Your task: Gather from the listing below each line that includes the word "EDSC", and copy it.

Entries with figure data
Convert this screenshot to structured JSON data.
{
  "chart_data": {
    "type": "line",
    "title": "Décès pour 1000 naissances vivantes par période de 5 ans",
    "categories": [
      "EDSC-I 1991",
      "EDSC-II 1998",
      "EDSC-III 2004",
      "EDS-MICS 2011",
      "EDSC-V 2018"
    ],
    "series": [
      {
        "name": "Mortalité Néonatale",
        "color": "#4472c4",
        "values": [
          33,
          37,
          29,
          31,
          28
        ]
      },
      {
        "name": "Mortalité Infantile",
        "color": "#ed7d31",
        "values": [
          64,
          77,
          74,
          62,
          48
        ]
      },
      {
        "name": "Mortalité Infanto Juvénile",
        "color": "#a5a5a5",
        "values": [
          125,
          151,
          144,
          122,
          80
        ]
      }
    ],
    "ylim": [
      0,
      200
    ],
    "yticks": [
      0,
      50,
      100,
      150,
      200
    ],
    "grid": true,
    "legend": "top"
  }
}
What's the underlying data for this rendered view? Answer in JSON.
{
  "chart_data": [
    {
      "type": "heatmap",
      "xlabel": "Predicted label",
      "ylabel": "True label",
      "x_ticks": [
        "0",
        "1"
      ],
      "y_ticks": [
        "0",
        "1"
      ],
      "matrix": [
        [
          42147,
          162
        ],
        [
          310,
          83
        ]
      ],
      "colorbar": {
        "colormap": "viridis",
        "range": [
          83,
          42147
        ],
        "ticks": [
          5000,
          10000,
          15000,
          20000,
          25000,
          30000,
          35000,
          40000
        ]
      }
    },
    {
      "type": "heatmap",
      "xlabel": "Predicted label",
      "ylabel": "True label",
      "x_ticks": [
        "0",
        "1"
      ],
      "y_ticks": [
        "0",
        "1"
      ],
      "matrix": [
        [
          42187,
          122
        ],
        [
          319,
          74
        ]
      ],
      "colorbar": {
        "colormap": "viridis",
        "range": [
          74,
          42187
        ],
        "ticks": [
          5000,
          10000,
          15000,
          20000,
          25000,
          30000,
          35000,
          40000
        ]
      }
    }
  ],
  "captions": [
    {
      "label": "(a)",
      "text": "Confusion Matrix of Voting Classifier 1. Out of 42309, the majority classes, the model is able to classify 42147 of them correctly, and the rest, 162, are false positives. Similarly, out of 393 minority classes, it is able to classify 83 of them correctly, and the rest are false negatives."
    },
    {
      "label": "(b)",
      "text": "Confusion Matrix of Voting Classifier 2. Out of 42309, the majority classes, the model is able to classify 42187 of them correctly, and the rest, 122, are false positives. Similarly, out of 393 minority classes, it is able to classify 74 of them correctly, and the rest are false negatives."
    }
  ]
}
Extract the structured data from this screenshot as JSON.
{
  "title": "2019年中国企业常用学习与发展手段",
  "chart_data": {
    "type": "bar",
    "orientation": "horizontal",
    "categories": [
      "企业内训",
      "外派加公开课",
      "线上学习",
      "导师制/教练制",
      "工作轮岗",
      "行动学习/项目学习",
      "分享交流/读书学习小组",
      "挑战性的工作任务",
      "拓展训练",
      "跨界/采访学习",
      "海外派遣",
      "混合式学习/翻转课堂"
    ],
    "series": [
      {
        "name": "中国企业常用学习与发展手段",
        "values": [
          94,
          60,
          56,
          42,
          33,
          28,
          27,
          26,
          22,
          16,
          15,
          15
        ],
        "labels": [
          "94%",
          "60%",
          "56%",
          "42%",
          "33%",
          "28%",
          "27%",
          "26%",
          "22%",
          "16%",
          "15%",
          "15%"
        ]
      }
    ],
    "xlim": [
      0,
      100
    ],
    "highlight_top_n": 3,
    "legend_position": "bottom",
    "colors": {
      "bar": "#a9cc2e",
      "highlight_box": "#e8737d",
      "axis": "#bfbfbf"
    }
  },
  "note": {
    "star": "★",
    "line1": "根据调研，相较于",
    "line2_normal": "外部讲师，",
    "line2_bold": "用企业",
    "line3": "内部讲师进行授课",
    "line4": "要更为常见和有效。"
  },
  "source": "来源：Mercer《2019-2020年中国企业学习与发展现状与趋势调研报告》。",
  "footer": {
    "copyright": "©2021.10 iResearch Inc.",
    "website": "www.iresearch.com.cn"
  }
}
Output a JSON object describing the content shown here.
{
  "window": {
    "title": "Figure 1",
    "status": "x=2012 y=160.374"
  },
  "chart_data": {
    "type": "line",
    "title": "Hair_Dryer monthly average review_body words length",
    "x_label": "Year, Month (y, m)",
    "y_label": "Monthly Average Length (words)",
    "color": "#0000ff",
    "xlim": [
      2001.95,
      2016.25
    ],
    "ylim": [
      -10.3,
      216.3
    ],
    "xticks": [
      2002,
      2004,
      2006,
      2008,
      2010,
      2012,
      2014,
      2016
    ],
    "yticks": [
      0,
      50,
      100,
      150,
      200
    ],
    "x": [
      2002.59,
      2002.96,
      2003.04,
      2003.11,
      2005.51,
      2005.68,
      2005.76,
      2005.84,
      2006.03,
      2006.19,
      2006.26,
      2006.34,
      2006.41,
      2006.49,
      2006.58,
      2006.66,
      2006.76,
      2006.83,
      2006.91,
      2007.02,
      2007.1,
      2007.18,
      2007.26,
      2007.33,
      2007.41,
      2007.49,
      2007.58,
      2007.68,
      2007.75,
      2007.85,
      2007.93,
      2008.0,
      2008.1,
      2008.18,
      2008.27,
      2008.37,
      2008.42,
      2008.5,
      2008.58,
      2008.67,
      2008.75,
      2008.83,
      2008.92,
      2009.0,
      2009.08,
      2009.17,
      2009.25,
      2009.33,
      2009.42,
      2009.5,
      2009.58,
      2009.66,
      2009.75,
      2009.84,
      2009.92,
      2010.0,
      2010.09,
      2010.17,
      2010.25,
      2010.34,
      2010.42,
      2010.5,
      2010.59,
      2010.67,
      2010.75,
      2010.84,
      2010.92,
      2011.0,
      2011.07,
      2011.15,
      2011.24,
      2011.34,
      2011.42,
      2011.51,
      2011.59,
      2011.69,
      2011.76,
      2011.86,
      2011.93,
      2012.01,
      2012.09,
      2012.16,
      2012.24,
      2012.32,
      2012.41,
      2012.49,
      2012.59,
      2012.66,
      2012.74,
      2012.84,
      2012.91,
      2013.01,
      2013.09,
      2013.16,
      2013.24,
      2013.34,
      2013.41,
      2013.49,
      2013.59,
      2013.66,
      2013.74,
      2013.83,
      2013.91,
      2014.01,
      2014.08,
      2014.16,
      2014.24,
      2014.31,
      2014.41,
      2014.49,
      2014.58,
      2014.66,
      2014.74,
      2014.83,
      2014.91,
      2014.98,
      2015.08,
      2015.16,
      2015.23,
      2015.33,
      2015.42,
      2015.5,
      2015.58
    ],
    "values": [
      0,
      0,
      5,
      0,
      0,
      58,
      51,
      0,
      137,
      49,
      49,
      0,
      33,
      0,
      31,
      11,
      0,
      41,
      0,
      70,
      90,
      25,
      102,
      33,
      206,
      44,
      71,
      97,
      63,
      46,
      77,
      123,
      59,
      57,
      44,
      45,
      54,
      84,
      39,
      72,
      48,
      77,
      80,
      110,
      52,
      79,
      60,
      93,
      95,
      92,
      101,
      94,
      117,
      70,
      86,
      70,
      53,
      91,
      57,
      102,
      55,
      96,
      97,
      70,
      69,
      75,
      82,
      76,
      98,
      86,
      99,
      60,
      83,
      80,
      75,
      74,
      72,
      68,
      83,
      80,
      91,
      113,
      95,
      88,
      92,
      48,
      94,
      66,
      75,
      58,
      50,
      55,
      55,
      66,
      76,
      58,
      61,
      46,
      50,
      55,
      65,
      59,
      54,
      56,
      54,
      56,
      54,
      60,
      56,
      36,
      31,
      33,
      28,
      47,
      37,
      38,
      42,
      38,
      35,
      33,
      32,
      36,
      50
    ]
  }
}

Task response:
      "EDSC-I 1991",
      "EDSC-II 1998",
      "EDSC-III 2004",
      "EDSC-V 2018"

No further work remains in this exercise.